Description of the task ▸
Would you output the whole listing below, exactly as it reads?
## start Exercise materials
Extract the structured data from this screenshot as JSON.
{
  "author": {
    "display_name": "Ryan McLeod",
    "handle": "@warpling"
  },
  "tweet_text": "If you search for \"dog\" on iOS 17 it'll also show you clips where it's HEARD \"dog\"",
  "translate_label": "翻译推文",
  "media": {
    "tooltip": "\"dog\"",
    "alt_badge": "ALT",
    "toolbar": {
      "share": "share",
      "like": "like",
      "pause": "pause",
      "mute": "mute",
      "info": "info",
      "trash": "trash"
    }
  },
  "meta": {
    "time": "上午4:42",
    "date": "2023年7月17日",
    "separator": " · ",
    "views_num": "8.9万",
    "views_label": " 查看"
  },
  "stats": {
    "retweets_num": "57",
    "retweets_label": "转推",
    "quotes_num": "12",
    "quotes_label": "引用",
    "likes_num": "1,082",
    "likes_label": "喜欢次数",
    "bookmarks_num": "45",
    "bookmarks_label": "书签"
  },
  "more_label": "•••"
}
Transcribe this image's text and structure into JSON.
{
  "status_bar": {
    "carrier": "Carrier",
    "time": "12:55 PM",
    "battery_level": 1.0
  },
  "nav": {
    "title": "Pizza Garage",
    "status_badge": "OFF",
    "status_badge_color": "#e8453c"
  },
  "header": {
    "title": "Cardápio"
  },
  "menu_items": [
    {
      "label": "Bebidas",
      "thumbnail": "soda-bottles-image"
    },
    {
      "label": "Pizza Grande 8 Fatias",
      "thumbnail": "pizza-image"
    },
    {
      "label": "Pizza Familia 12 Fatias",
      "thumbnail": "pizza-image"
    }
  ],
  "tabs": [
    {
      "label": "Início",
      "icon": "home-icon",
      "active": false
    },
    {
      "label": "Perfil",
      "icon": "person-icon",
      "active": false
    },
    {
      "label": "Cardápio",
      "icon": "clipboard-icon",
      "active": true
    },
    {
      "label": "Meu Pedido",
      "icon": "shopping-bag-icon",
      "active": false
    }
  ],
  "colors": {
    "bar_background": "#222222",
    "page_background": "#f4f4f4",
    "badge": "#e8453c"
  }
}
## end Exercise materials
Full response ▸
Extract the structured data from this screenshot as JSON.
{
  "author": {
    "display_name": "Ryan McLeod",
    "handle": "@warpling"
  },
  "tweet_text": "If you search for \"dog\" on iOS 17 it'll also show you clips where it's HEARD \"dog\"",
  "translate_label": "翻译推文",
  "media": {
    "tooltip": "\"dog\"",
    "alt_badge": "ALT",
    "toolbar": {
      "share": "share",
      "like": "like",
      "pause": "pause",
      "mute": "mute",
      "info": "info",
      "trash": "trash"
    }
  },
  "meta": {
    "time": "上午4:42",
    "date": "2023年7月17日",
    "separator": " · ",
    "views_num": "8.9万",
    "views_label": " 查看"
  },
  "stats": {
    "retweets_num": "57",
    "retweets_label": "转推",
    "quotes_num": "12",
    "quotes_label": "引用",
    "likes_num": "1,082",
    "likes_label": "喜欢次数",
    "bookmarks_num": "45",
    "bookmarks_label": "书签"
  },
  "more_label": "•••"
}
Transcribe this image's text and structure into JSON.
{
  "status_bar": {
    "carrier": "Carrier",
    "time": "12:55 PM",
    "battery_level": 1.0
  },
  "nav": {
    "title": "Pizza Garage",
    "status_badge": "OFF",
    "status_badge_color": "#e8453c"
  },
  "header": {
    "title": "Cardápio"
  },
  "menu_items": [
    {
      "label": "Bebidas",
      "thumbnail": "soda-bottles-image"
    },
    {
      "label": "Pizza Grande 8 Fatias",
      "thumbnail": "pizza-image"
    },
    {
      "label": "Pizza Familia 12 Fatias",
      "thumbnail": "pizza-image"
    }
  ],
  "tabs": [
    {
      "label": "Início",
      "icon": "home-icon",
      "active": false
    },
    {
      "label": "Perfil",
      "icon": "person-icon",
      "active": false
    },
    {
      "label": "Cardápio",
      "icon": "clipboard-icon",
      "active": true
    },
    {
      "label": "Meu Pedido",
      "icon": "shopping-bag-icon",
      "active": false
    }
  ],
  "colors": {
    "bar_background": "#222222",
    "page_background": "#f4f4f4",
    "badge": "#e8453c"
  }
}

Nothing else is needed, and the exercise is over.